■ **PROBLEM TO WORK ON**:
Where a line in the listing below contains the word "Open", copy that line.

-.-.-

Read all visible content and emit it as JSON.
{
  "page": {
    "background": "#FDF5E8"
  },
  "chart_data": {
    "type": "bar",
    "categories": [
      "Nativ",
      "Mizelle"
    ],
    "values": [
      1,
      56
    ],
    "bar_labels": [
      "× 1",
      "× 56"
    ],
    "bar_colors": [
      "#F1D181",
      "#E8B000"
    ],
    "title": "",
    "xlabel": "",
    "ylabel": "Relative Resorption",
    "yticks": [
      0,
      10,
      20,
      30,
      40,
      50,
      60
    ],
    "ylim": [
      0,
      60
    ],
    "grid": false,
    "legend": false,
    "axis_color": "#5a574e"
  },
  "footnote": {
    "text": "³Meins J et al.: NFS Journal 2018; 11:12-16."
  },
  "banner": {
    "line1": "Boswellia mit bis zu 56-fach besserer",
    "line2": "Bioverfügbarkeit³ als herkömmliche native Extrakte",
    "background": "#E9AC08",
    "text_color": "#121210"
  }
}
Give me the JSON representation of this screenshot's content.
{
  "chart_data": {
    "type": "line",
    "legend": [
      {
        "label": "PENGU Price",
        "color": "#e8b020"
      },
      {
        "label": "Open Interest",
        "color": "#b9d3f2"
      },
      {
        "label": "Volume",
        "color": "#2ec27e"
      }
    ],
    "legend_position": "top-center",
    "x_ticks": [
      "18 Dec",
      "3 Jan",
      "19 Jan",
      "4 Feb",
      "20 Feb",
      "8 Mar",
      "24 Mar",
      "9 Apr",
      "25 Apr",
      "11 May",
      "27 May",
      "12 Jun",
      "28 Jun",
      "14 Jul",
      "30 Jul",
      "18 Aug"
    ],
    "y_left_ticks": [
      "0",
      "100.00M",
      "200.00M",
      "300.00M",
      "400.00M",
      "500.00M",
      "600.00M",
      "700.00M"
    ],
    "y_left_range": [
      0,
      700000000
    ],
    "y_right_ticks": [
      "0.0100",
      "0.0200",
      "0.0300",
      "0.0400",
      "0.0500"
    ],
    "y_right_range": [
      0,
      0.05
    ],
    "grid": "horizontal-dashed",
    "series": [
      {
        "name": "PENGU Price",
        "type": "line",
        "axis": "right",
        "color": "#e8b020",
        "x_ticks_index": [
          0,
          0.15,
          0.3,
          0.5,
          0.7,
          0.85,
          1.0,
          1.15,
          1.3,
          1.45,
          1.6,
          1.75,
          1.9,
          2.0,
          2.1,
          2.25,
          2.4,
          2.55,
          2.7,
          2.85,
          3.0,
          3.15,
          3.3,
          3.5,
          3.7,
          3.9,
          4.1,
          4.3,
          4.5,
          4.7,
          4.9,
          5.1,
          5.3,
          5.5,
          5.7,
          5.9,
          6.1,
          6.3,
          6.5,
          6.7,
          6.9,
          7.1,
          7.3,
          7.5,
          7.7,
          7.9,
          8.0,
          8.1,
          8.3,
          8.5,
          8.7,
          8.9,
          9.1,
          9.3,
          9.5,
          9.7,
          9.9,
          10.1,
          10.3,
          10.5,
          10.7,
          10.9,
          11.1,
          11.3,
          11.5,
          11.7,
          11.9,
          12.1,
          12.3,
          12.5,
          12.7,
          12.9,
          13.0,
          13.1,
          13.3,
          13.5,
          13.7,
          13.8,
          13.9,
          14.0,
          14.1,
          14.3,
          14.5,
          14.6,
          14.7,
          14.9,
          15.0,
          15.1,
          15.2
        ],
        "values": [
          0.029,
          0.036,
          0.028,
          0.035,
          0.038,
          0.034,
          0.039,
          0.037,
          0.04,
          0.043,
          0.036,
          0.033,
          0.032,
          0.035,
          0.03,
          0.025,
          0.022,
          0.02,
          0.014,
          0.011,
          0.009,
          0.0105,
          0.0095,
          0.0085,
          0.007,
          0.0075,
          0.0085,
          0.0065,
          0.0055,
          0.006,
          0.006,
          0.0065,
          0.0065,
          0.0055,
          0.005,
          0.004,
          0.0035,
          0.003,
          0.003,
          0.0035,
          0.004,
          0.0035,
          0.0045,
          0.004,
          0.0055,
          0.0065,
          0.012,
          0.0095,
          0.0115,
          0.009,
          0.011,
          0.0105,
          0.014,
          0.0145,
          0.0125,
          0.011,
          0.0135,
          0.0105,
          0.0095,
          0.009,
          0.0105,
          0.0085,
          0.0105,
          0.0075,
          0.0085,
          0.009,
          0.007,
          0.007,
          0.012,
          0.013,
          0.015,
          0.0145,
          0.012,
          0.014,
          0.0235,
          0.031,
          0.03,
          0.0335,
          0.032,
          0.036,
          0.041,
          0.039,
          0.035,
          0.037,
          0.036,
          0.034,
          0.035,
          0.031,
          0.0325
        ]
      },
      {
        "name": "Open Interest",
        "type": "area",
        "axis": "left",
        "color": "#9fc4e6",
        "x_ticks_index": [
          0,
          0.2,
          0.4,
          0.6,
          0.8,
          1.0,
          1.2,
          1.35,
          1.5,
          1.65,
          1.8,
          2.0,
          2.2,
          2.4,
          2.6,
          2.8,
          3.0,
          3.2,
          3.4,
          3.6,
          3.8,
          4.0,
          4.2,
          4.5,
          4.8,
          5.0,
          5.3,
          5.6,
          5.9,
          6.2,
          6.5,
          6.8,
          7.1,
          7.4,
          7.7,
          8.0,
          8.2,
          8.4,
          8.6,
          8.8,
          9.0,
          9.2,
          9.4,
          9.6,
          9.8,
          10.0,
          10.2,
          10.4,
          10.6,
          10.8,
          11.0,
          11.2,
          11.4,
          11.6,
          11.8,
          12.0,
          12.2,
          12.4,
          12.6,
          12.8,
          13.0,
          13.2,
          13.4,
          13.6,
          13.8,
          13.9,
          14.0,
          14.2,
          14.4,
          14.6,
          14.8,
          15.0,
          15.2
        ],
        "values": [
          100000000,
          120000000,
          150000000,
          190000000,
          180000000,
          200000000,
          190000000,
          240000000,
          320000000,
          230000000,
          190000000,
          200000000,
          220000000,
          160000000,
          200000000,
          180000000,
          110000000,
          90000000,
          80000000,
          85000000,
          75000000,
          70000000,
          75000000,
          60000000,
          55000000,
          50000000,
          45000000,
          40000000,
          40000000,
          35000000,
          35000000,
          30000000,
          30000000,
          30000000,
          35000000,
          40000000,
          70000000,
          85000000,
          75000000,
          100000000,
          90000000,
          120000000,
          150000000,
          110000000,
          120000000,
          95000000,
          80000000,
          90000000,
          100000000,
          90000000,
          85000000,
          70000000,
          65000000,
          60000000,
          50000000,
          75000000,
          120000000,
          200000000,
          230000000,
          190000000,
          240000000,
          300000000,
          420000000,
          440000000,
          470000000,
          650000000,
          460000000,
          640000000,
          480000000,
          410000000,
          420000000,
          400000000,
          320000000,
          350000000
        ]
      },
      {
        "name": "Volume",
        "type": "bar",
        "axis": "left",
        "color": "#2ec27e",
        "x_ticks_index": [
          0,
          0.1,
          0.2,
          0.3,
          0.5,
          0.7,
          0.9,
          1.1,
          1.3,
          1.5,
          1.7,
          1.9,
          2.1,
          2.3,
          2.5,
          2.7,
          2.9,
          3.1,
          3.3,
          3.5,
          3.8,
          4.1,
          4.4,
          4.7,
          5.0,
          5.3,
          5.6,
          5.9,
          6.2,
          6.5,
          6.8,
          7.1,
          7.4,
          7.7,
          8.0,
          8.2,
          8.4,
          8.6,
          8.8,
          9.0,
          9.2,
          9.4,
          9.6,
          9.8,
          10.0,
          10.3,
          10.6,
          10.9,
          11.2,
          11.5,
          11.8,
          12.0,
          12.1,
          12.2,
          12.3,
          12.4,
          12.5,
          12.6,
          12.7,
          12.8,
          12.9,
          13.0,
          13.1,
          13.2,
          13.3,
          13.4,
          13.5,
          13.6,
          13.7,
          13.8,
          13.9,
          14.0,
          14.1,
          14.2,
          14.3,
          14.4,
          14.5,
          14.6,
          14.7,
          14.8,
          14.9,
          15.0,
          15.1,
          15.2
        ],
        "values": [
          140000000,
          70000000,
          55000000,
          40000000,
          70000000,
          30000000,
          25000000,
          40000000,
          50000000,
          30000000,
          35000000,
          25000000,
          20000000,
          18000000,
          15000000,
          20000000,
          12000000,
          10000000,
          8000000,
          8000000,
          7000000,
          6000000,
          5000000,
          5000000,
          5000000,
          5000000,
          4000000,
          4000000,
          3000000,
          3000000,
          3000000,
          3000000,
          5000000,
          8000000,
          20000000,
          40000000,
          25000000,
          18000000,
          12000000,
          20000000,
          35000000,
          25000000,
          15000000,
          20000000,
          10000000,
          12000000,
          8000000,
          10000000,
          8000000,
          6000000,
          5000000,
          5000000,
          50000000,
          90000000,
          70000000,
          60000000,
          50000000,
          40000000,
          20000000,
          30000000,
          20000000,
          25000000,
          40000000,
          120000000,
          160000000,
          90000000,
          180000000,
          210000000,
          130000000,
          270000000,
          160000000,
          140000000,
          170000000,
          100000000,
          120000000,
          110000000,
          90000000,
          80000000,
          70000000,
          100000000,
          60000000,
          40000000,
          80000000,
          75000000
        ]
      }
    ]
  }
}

-.-.-

■ **RESULT**:
        "label": "Open Interest",
        "name": "Open Interest",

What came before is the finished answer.